Leave out the images; return the rest of the data exactly.

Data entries
● ● ● ●

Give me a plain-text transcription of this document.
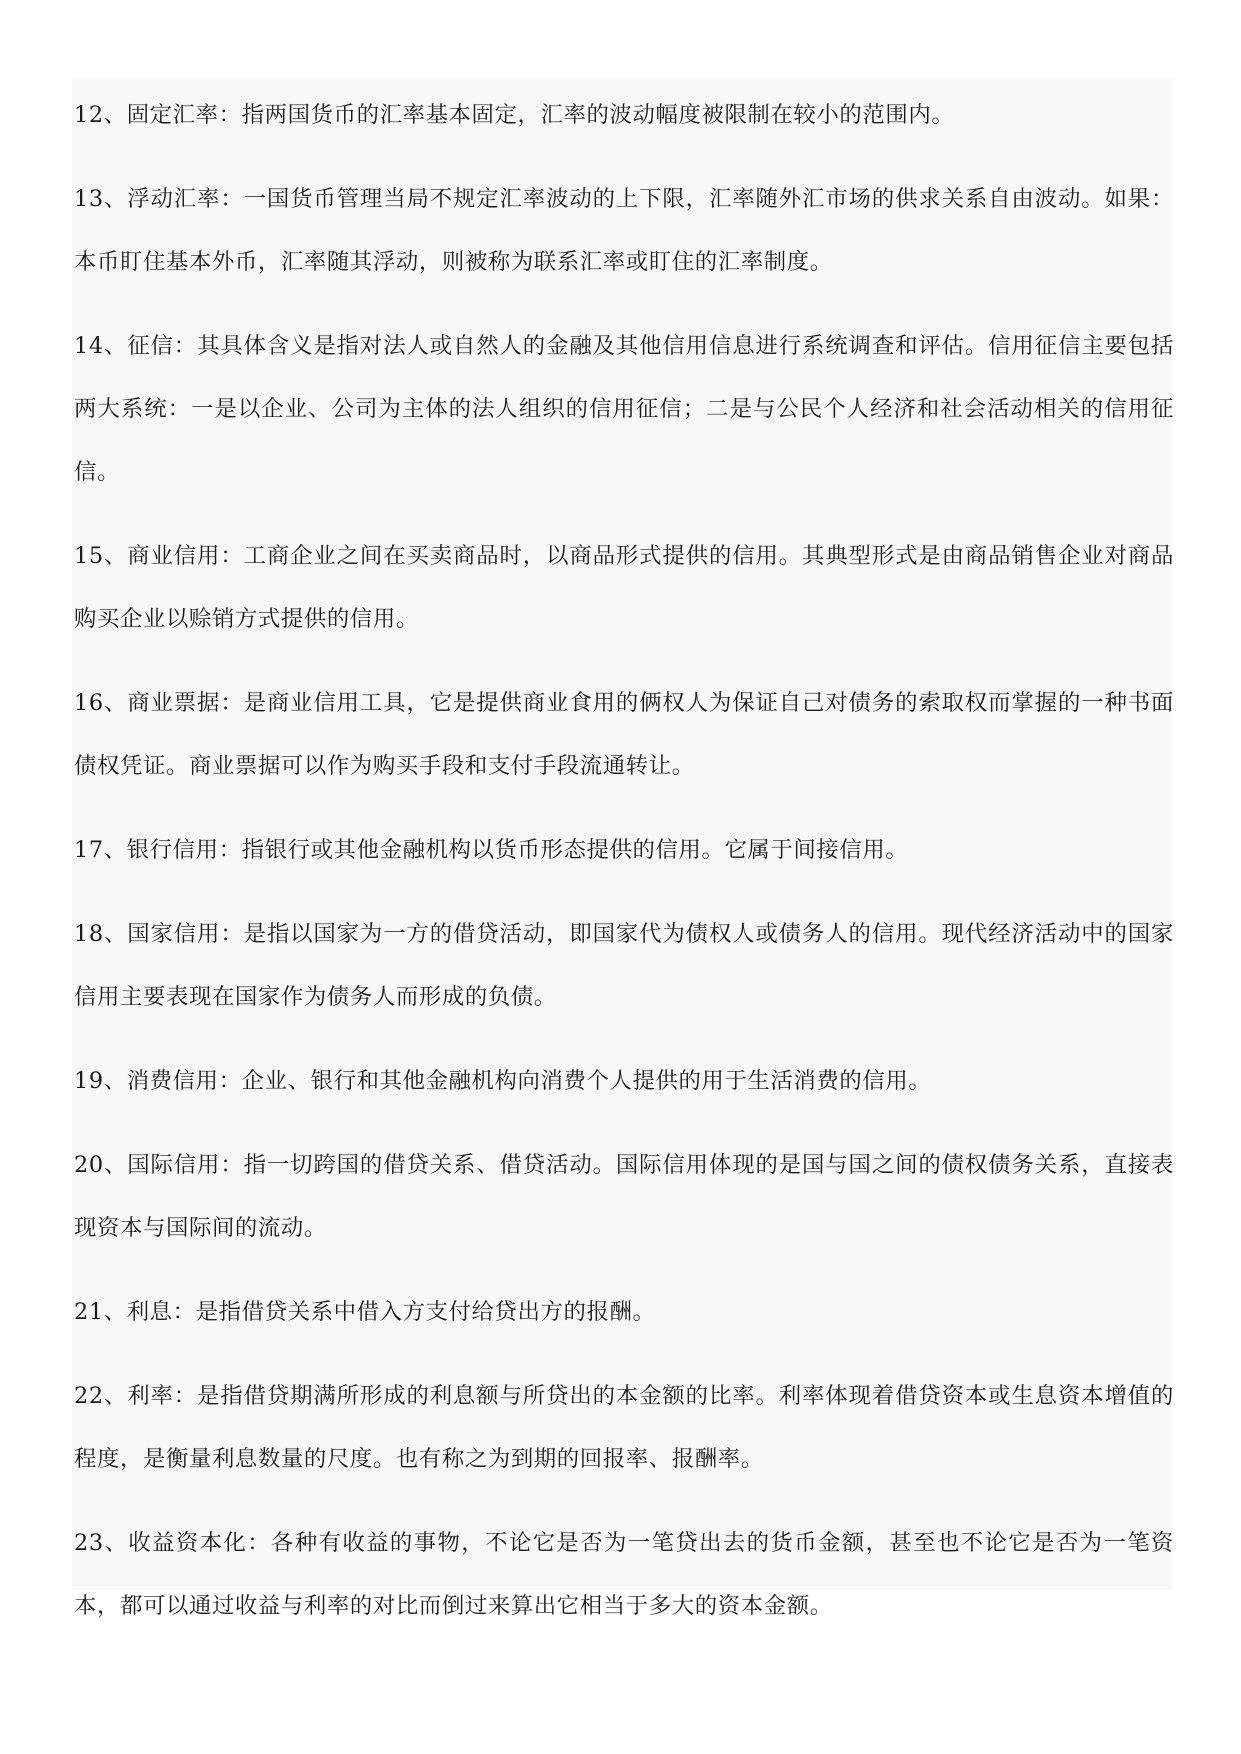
12、固定汇率：指两国货币的汇率基本固定，汇率的波动幅度被限制在较小的范围内。

13、浮动汇率：一国货币管理当局不规定汇率波动的上下限，汇率随外汇市场的供求关系自由波动。如果：本币盯住基本外币，汇率随其浮动，则被称为联系汇率或盯住的汇率制度。

14、征信：其具体含义是指对法人或自然人的金融及其他信用信息进行系统调查和评估。信用征信主要包括两大系统：一是以企业、公司为主体的法人组织的信用征信；二是与公民个人经济和社会活动相关的信用征信。

15、商业信用：工商企业之间在买卖商品时，以商品形式提供的信用。其典型形式是由商品销售企业对商品购买企业以赊销方式提供的信用。

16、商业票据：是商业信用工具，它是提供商业食用的俩权人为保证自己对债务的索取权而掌握的一种书面债权凭证。商业票据可以作为购买手段和支付手段流通转让。

17、银行信用：指银行或其他金融机构以货币形态提供的信用。它属于间接信用。

18、国家信用：是指以国家为一方的借贷活动，即国家代为债权人或债务人的信用。现代经济活动中的国家信用主要表现在国家作为债务人而形成的负债。

19、消费信用：企业、银行和其他金融机构向消费个人提供的用于生活消费的信用。

20、国际信用：指一切跨国的借贷关系、借贷活动。国际信用体现的是国与国之间的债权债务关系，直接表现资本与国际间的流动。

21、利息：是指借贷关系中借入方支付给贷出方的报酬。

22、利率：是指借贷期满所形成的利息额与所贷出的本金额的比率。利率体现着借贷资本或生息资本增值的程度，是衡量利息数量的尺度。也有称之为到期的回报率、报酬率。

23、收益资本化：各种有收益的事物，不论它是否为一笔贷出去的货币金额，甚至也不论它是否为一笔资本，都可以通过收益与利率的对比而倒过来算出它相当于多大的资本金额。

● ● ● ●

## Exercise result
Give me a plain-text transcription of this document.
12、固定汇率：指两国货币的汇率基本固定，汇率的波动幅度被限制在较小的范围内。

13、浮动汇率：一国货币管理当局不规定汇率波动的上下限，汇率随外汇市场的供求关系自由波动。如果：本币盯住基本外币，汇率随其浮动，则被称为联系汇率或盯住的汇率制度。

14、征信：其具体含义是指对法人或自然人的金融及其他信用信息进行系统调查和评估。信用征信主要包括两大系统：一是以企业、公司为主体的法人组织的信用征信；二是与公民个人经济和社会活动相关的信用征信。

15、商业信用：工商企业之间在买卖商品时，以商品形式提供的信用。其典型形式是由商品销售企业对商品购买企业以赊销方式提供的信用。

16、商业票据：是商业信用工具，它是提供商业食用的俩权人为保证自己对债务的索取权而掌握的一种书面债权凭证。商业票据可以作为购买手段和支付手段流通转让。

17、银行信用：指银行或其他金融机构以货币形态提供的信用。它属于间接信用。

18、国家信用：是指以国家为一方的借贷活动，即国家代为债权人或债务人的信用。现代经济活动中的国家信用主要表现在国家作为债务人而形成的负债。

19、消费信用：企业、银行和其他金融机构向消费个人提供的用于生活消费的信用。

20、国际信用：指一切跨国的借贷关系、借贷活动。国际信用体现的是国与国之间的债权债务关系，直接表现资本与国际间的流动。

21、利息：是指借贷关系中借入方支付给贷出方的报酬。

22、利率：是指借贷期满所形成的利息额与所贷出的本金额的比率。利率体现着借贷资本或生息资本增值的程度，是衡量利息数量的尺度。也有称之为到期的回报率、报酬率。

23、收益资本化：各种有收益的事物，不论它是否为一笔贷出去的货币金额，甚至也不论它是否为一笔资本，都可以通过收益与利率的对比而倒过来算出它相当于多大的资本金额。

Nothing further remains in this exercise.